**WHAT IS REQUIRED:**
Set down each entry from the block beneath, exactly as written.

**EXERCISE DATA:**
(begin)

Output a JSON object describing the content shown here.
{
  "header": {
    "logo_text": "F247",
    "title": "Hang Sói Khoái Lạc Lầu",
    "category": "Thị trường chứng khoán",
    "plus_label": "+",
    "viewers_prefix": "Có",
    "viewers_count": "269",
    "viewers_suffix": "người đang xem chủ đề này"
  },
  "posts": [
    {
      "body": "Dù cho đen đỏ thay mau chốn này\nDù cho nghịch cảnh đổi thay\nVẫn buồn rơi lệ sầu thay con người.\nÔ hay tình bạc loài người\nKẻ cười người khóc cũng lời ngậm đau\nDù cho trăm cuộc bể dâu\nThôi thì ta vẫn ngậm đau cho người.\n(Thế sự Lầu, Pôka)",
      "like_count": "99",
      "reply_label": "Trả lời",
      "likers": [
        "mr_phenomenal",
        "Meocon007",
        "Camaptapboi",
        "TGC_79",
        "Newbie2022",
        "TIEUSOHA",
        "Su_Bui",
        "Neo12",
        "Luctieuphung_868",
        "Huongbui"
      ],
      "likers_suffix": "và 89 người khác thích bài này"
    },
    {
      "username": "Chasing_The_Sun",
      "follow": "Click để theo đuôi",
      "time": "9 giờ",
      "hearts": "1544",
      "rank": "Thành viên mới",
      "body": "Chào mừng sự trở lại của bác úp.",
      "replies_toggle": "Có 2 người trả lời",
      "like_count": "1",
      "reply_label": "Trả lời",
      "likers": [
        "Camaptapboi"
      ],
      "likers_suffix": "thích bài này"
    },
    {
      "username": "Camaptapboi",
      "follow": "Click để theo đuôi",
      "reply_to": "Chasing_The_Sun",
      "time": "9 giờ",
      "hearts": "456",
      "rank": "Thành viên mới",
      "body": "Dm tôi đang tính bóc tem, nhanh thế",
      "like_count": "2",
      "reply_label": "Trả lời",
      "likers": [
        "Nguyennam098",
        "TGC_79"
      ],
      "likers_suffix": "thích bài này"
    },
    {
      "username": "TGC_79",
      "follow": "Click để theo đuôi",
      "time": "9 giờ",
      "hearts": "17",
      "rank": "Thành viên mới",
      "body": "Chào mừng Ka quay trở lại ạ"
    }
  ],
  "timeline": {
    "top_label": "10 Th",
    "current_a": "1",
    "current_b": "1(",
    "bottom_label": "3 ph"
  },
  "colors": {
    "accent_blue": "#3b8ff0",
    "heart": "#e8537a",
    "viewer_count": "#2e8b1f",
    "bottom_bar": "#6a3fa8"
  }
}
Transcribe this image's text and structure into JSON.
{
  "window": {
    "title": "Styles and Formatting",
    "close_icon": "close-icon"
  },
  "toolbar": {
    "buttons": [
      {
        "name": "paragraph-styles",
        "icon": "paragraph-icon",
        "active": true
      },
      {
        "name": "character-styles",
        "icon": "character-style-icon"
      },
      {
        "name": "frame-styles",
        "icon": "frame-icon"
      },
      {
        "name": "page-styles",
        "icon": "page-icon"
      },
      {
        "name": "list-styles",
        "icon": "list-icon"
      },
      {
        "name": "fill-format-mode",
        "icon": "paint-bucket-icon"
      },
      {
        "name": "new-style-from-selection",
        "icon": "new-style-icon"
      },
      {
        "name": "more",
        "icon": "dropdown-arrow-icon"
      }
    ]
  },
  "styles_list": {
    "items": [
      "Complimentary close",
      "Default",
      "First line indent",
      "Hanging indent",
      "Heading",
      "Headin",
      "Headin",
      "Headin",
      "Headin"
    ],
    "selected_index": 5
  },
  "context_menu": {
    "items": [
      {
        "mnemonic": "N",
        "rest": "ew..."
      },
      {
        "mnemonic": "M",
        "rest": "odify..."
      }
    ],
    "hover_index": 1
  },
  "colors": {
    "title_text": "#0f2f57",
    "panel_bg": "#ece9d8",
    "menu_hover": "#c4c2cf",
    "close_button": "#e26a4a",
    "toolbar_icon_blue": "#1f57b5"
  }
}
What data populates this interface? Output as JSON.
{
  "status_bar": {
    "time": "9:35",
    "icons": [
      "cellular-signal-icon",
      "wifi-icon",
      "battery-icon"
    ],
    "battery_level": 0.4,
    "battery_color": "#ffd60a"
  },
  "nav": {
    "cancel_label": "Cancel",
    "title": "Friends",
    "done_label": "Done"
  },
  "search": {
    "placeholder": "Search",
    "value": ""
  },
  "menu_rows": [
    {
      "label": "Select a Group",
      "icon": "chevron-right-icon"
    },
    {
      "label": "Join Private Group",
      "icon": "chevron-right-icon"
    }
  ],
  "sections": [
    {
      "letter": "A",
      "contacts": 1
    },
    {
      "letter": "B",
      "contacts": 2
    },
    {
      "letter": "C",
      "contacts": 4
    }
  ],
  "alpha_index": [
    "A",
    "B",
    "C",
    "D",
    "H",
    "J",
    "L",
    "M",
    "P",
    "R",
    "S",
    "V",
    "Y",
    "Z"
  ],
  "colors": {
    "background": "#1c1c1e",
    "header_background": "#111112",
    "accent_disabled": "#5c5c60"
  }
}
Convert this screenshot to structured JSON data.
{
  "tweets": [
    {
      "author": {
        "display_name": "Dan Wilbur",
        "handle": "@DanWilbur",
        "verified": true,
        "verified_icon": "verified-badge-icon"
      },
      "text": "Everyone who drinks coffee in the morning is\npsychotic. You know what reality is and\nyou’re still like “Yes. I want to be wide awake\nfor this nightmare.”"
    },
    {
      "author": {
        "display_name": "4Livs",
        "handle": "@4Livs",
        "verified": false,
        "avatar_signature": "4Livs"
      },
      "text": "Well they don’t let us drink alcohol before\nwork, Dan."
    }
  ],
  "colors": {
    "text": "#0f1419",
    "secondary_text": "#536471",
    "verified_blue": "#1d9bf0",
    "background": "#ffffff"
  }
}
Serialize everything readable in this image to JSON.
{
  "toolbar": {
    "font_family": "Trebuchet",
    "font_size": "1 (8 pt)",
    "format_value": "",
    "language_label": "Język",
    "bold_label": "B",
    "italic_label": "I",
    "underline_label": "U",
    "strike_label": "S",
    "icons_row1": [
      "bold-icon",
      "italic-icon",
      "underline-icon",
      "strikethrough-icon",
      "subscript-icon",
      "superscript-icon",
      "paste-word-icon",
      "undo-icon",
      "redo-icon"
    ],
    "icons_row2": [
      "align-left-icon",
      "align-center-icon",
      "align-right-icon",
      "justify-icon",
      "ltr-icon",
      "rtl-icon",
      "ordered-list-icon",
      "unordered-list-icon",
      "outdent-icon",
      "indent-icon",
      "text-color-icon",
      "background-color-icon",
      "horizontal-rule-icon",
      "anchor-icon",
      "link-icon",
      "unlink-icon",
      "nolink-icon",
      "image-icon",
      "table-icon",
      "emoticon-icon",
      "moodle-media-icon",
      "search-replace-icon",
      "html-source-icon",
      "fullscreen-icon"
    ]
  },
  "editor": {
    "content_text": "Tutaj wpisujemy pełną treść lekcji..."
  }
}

(end)

**SOLUTION TO THIS PROBLEM:**
Output a JSON object describing the content shown here.
{
  "header": {
    "logo_text": "F247",
    "title": "Hang Sói Khoái Lạc Lầu",
    "category": "Thị trường chứng khoán",
    "plus_label": "+",
    "viewers_prefix": "Có",
    "viewers_count": "269",
    "viewers_suffix": "người đang xem chủ đề này"
  },
  "posts": [
    {
      "body": "Dù cho đen đỏ thay mau chốn này\nDù cho nghịch cảnh đổi thay\nVẫn buồn rơi lệ sầu thay con người.\nÔ hay tình bạc loài người\nKẻ cười người khóc cũng lời ngậm đau\nDù cho trăm cuộc bể dâu\nThôi thì ta vẫn ngậm đau cho người.\n(Thế sự Lầu, Pôka)",
      "like_count": "99",
      "reply_label": "Trả lời",
      "likers": [
        "mr_phenomenal",
        "Meocon007",
        "Camaptapboi",
        "TGC_79",
        "Newbie2022",
        "TIEUSOHA",
        "Su_Bui",
        "Neo12",
        "Luctieuphung_868",
        "Huongbui"
      ],
      "likers_suffix": "và 89 người khác thích bài này"
    },
    {
      "username": "Chasing_The_Sun",
      "follow": "Click để theo đuôi",
      "time": "9 giờ",
      "hearts": "1544",
      "rank": "Thành viên mới",
      "body": "Chào mừng sự trở lại của bác úp.",
      "replies_toggle": "Có 2 người trả lời",
      "like_count": "1",
      "reply_label": "Trả lời",
      "likers": [
        "Camaptapboi"
      ],
      "likers_suffix": "thích bài này"
    },
    {
      "username": "Camaptapboi",
      "follow": "Click để theo đuôi",
      "reply_to": "Chasing_The_Sun",
      "time": "9 giờ",
      "hearts": "456",
      "rank": "Thành viên mới",
      "body": "Dm tôi đang tính bóc tem, nhanh thế",
      "like_count": "2",
      "reply_label": "Trả lời",
      "likers": [
        "Nguyennam098",
        "TGC_79"
      ],
      "likers_suffix": "thích bài này"
    },
    {
      "username": "TGC_79",
      "follow": "Click để theo đuôi",
      "time": "9 giờ",
      "hearts": "17",
      "rank": "Thành viên mới",
      "body": "Chào mừng Ka quay trở lại ạ"
    }
  ],
  "timeline": {
    "top_label": "10 Th",
    "current_a": "1",
    "current_b": "1(",
    "bottom_label": "3 ph"
  },
  "colors": {
    "accent_blue": "#3b8ff0",
    "heart": "#e8537a",
    "viewer_count": "#2e8b1f",
    "bottom_bar": "#6a3fa8"
  }
}
Transcribe this image's text and structure into JSON.
{
  "window": {
    "title": "Styles and Formatting",
    "close_icon": "close-icon"
  },
  "toolbar": {
    "buttons": [
      {
        "name": "paragraph-styles",
        "icon": "paragraph-icon",
        "active": true
      },
      {
        "name": "character-styles",
        "icon": "character-style-icon"
      },
      {
        "name": "frame-styles",
        "icon": "frame-icon"
      },
      {
        "name": "page-styles",
        "icon": "page-icon"
      },
      {
        "name": "list-styles",
        "icon": "list-icon"
      },
      {
        "name": "fill-format-mode",
        "icon": "paint-bucket-icon"
      },
      {
        "name": "new-style-from-selection",
        "icon": "new-style-icon"
      },
      {
        "name": "more",
        "icon": "dropdown-arrow-icon"
      }
    ]
  },
  "styles_list": {
    "items": [
      "Complimentary close",
      "Default",
      "First line indent",
      "Hanging indent",
      "Heading",
      "Headin",
      "Headin",
      "Headin",
      "Headin"
    ],
    "selected_index": 5
  },
  "context_menu": {
    "items": [
      {
        "mnemonic": "N",
        "rest": "ew..."
      },
      {
        "mnemonic": "M",
        "rest": "odify..."
      }
    ],
    "hover_index": 1
  },
  "colors": {
    "title_text": "#0f2f57",
    "panel_bg": "#ece9d8",
    "menu_hover": "#c4c2cf",
    "close_button": "#e26a4a",
    "toolbar_icon_blue": "#1f57b5"
  }
}
What data populates this interface? Output as JSON.
{
  "status_bar": {
    "time": "9:35",
    "icons": [
      "cellular-signal-icon",
      "wifi-icon",
      "battery-icon"
    ],
    "battery_level": 0.4,
    "battery_color": "#ffd60a"
  },
  "nav": {
    "cancel_label": "Cancel",
    "title": "Friends",
    "done_label": "Done"
  },
  "search": {
    "placeholder": "Search",
    "value": ""
  },
  "menu_rows": [
    {
      "label": "Select a Group",
      "icon": "chevron-right-icon"
    },
    {
      "label": "Join Private Group",
      "icon": "chevron-right-icon"
    }
  ],
  "sections": [
    {
      "letter": "A",
      "contacts": 1
    },
    {
      "letter": "B",
      "contacts": 2
    },
    {
      "letter": "C",
      "contacts": 4
    }
  ],
  "alpha_index": [
    "A",
    "B",
    "C",
    "D",
    "H",
    "J",
    "L",
    "M",
    "P",
    "R",
    "S",
    "V",
    "Y",
    "Z"
  ],
  "colors": {
    "background": "#1c1c1e",
    "header_background": "#111112",
    "accent_disabled": "#5c5c60"
  }
}
Convert this screenshot to structured JSON data.
{
  "tweets": [
    {
      "author": {
        "display_name": "Dan Wilbur",
        "handle": "@DanWilbur",
        "verified": true,
        "verified_icon": "verified-badge-icon"
      },
      "text": "Everyone who drinks coffee in the morning is\npsychotic. You know what reality is and\nyou’re still like “Yes. I want to be wide awake\nfor this nightmare.”"
    },
    {
      "author": {
        "display_name": "4Livs",
        "handle": "@4Livs",
        "verified": false,
        "avatar_signature": "4Livs"
      },
      "text": "Well they don’t let us drink alcohol before\nwork, Dan."
    }
  ],
  "colors": {
    "text": "#0f1419",
    "secondary_text": "#536471",
    "verified_blue": "#1d9bf0",
    "background": "#ffffff"
  }
}
Serialize everything readable in this image to JSON.
{
  "toolbar": {
    "font_family": "Trebuchet",
    "font_size": "1 (8 pt)",
    "format_value": "",
    "language_label": "Język",
    "bold_label": "B",
    "italic_label": "I",
    "underline_label": "U",
    "strike_label": "S",
    "icons_row1": [
      "bold-icon",
      "italic-icon",
      "underline-icon",
      "strikethrough-icon",
      "subscript-icon",
      "superscript-icon",
      "paste-word-icon",
      "undo-icon",
      "redo-icon"
    ],
    "icons_row2": [
      "align-left-icon",
      "align-center-icon",
      "align-right-icon",
      "justify-icon",
      "ltr-icon",
      "rtl-icon",
      "ordered-list-icon",
      "unordered-list-icon",
      "outdent-icon",
      "indent-icon",
      "text-color-icon",
      "background-color-icon",
      "horizontal-rule-icon",
      "anchor-icon",
      "link-icon",
      "unlink-icon",
      "nolink-icon",
      "image-icon",
      "table-icon",
      "emoticon-icon",
      "moodle-media-icon",
      "search-replace-icon",
      "html-source-icon",
      "fullscreen-icon"
    ]
  },
  "editor": {
    "content_text": "Tutaj wpisujemy pełną treść lekcji..."
  }
}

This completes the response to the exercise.